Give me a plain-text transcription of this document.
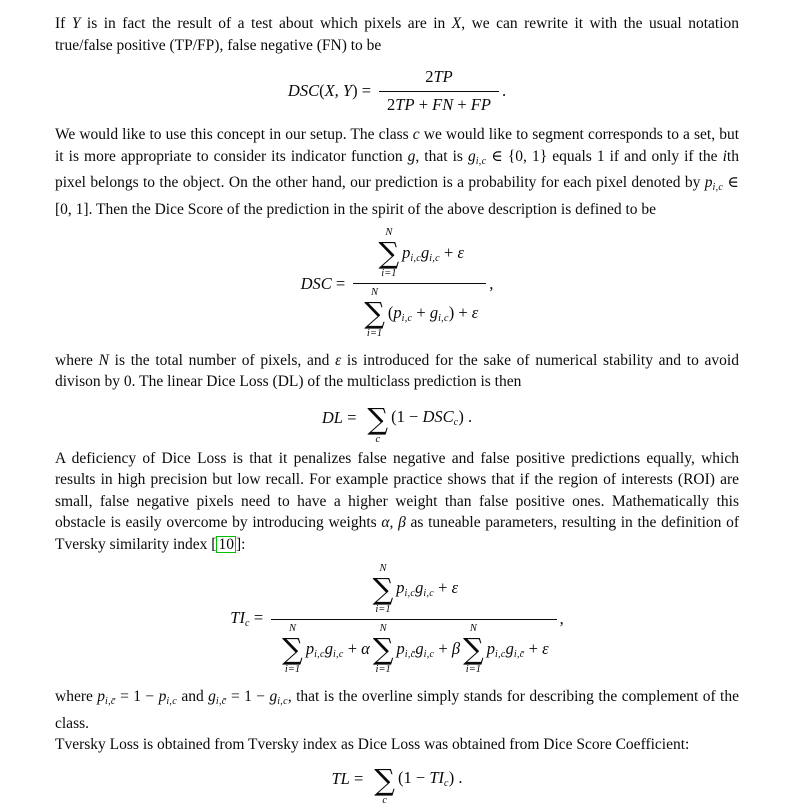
If Y is in fact the result of a test about which pixels are in X, we can rewrite it with the usual notation true/false positive (TP/FP), false negative (FN) to be

DSC(X, $Y) = \frac{2 TP}{2 TP + FN + FP}$ .

We would like to use this concept in our setup. The class c we would like to segment corresponds to a set, but it is more appropriate to consider its indicator function g, that is $g_{i,c}$ ∈ {0, 1} equals 1 if and only if the ith pixel belongs to the object. On the other hand, our prediction is a probability for each pixel denoted by $p_{i,c}$ ∈ [0, 1]. Then the Dice Score of the prediction in the spirit of the above description is defined to be

DSC =
N
∑
i=1
$p_{i,c}g_{i,c} + \varepsilon$
N
∑
i=1
$(p_{i,c} + g_{i,c}) + \varepsilon$
,

where N is the total number of pixels, and ε is introduced for the sake of numerical stability and to avoid divison by 0. The linear Dice Loss (DL) of the multiclass prediction is then

DL = ∑
c
$(1 - DSC_c)$ .

A deficiency of Dice Loss is that it penalizes false negative and false positive predictions equally, which results in high precision but low recall. For example practice shows that if the region of interests (ROI) are small, false negative pixels need to have a higher weight than false positive ones. Mathematically this obstacle is easily overcome by introducing weights α, β as tuneable parameters, resulting in the definition of Tversky similarity index [ 10 ]:

$TI_c$ =
N
∑
i=1
$p_{i,c}g_{i,c} + \varepsilon$
N
∑
i=1
$p_{i,c}g_{i,c} + \alpha$
N
∑
i=1
$p_{i,c̄}g_{i,c} + \beta$
N
∑
i=1
$p_{i,c}g_{i,c̄} + \varepsilon$
,

where $p_{i,c̄} = 1 - p_{i,c}$ and $g_{i,c̄} = 1 - g_{i,c}$, that is the overline simply stands for describing the complement of the class.

Tversky Loss is obtained from Tversky index as Dice Loss was obtained from Dice Score Coefficient:

TL = ∑
c
$(1 - TI_c)$ .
******
- **PROBLEM DESCRIPTION**
Pick out the lines above containing the word "varepsilon", then copy them.

- **OUTPUT OF THE TASK**
$p_{i,c}g_{i,c} + \varepsilon$
$(p_{i,c} + g_{i,c}) + \varepsilon$
$p_{i,c}g_{i,c} + \varepsilon$
$p_{i,c}g_{i,c̄} + \varepsilon$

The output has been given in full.